> [DOCUMENT]:
# Some more of Gunther



## FUZBUTZ (Aug 23, 2008)

spoofan, Thank you for sharing pictures of our favorite celeb, Gunther. I think that we all just love him to pieces. We all seem to be fans of his. Gorgeous as always. Love all the pix, but especially the apple pickin' time pic, cider time!!!!!!


----------



## maddiek (Nov 3, 2008)

Gorgeous as always!!! I am one of those fans.


----------



## spoospirit (Mar 10, 2009)

_I am, without a doubt, a fan. They are all amazing photos of Gunther. Thank you as always for sharing them,
_


----------



## onlypoodles4me (May 18, 2009)

He's quite the beautiful boy!


----------



## Purple Poodle (May 5, 2008)

Aww, so pretty!


----------



## mercymoon (Aug 29, 2008)

He is so handsome! I love the picture of him with the apples and the picture on the beach where he's like: "Talk to the Butt"

Yep I could see him on a calendar.


----------



## aki (Jul 19, 2009)

I never get sick of seeing pictures of Gunter. He is such a good-looking spoo! His close-ups are gorgeous, as are the rest of the pictures.

Thank you for sharing your wonderful pictures with us!


----------



## Harley_chik (Nov 7, 2008)

Beautiful! I agree with MM; those pics are my favorite too, LOL!


----------



## spoofan (Dec 11, 2008)

Thanks guys.
He is such a character already...at his young age...I can hardly wait to see what's in store for us when he matures in a year or so.


----------



## stepanelle (Aug 3, 2009)

He is absolutely stunning, you lucky owner you!


----------



## thestars (May 2, 2009)

What a beautiful Snow Spoo!!! He has a stunning, grab at your heart, face!


----------



## kathyd (Nov 8, 2008)

He's just wonderful, spoofan. I know what you mean about how he loves life. Murphy is like that, too. It's a wonderful quality - in dogs or people :smile: I love that 4th picture of him. Great captures as always!


----------



## WonderPup (Oct 26, 2008)

*sigh* he's so handsome. Jazz is sitting here drooling... I'll have to break the news to her one day that we don't have a trip to canada in our future lol.

> [GIVEN INSTRUCTION]:
Reproduce the Gunther forum thread word for word, starting at "He's just wonderful, spoofan." and ending at "captures as always!".

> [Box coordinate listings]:
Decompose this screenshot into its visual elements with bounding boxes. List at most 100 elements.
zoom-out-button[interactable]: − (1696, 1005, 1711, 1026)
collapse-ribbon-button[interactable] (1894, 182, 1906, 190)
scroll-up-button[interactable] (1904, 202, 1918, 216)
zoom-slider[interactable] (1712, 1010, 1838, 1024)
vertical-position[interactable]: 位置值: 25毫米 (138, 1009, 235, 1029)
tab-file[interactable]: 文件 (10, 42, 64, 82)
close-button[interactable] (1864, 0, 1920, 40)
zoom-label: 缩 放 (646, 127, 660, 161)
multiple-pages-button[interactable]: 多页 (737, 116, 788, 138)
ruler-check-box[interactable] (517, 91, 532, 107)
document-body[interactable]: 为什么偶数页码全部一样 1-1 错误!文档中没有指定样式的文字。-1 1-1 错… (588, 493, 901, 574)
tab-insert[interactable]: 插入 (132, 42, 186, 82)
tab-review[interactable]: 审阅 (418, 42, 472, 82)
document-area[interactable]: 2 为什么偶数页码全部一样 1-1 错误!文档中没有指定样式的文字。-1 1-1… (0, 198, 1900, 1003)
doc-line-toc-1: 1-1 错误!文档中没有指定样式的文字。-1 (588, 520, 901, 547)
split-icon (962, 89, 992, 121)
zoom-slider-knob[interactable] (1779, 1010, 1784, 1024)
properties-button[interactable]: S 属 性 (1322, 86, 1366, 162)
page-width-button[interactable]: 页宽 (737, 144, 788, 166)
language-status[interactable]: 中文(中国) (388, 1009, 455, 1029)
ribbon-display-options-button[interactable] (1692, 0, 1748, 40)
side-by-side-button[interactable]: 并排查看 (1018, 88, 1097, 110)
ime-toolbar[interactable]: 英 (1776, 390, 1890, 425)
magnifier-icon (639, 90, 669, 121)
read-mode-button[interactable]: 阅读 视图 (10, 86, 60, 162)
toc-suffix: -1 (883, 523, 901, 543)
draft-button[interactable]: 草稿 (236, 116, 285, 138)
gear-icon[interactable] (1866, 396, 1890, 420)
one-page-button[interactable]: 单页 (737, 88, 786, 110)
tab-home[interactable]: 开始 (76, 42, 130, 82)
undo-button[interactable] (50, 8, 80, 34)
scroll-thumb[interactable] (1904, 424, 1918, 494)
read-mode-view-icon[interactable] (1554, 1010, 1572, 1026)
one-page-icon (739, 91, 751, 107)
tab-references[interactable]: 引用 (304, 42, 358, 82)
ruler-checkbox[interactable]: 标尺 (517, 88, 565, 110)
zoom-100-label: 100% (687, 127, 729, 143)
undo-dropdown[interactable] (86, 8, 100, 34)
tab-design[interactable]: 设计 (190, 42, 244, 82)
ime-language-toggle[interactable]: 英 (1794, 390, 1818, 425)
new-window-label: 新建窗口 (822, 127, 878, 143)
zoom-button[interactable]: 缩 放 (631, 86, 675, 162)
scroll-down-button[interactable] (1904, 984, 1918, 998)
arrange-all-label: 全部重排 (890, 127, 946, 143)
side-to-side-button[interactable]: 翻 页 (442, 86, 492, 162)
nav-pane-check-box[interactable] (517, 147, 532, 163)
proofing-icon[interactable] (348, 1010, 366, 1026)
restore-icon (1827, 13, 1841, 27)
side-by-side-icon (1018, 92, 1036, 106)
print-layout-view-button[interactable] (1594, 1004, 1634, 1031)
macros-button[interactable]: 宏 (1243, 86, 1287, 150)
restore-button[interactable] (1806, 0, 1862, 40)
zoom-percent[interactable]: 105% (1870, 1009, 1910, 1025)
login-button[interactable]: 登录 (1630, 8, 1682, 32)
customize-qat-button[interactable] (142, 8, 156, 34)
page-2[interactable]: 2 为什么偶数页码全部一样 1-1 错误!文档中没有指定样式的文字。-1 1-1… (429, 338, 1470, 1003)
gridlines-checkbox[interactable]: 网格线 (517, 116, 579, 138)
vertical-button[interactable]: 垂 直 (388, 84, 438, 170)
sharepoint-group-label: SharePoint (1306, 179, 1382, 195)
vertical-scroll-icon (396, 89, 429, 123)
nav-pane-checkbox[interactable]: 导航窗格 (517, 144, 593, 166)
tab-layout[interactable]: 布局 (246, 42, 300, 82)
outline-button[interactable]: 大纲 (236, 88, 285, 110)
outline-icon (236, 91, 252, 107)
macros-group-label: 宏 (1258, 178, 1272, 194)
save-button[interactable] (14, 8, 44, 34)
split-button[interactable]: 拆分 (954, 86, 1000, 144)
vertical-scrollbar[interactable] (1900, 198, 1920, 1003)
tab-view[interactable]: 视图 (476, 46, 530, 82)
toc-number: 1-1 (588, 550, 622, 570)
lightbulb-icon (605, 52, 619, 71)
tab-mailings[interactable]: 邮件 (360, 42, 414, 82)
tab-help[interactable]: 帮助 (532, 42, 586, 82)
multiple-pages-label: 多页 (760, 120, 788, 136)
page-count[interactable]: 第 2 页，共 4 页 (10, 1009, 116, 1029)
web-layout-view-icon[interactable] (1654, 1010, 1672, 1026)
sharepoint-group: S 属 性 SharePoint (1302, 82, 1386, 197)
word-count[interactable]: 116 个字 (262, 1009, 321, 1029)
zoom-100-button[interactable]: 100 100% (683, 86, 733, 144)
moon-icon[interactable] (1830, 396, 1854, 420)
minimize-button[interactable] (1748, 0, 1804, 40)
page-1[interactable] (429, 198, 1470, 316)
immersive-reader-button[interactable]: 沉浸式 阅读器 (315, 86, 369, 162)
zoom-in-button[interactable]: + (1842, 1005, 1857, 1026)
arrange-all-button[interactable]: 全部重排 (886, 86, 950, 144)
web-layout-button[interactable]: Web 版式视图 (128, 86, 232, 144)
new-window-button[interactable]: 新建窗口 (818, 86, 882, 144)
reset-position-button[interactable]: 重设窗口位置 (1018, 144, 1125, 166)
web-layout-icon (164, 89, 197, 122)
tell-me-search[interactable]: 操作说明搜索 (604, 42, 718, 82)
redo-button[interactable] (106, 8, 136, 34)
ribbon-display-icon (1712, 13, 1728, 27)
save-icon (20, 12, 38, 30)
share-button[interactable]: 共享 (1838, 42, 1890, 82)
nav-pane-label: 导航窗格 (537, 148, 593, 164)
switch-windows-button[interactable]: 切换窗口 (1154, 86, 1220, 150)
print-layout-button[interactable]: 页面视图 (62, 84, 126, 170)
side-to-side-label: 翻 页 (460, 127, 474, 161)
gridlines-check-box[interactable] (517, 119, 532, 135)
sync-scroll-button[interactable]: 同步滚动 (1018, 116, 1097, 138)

> [OUTPUT]:
He's just wonderful, spoofan. I know what you mean about how he loves life. Murphy is like that, too. It's a wonderful quality - in dogs or people :smile: I love that 4th picture of him. Great captures as always!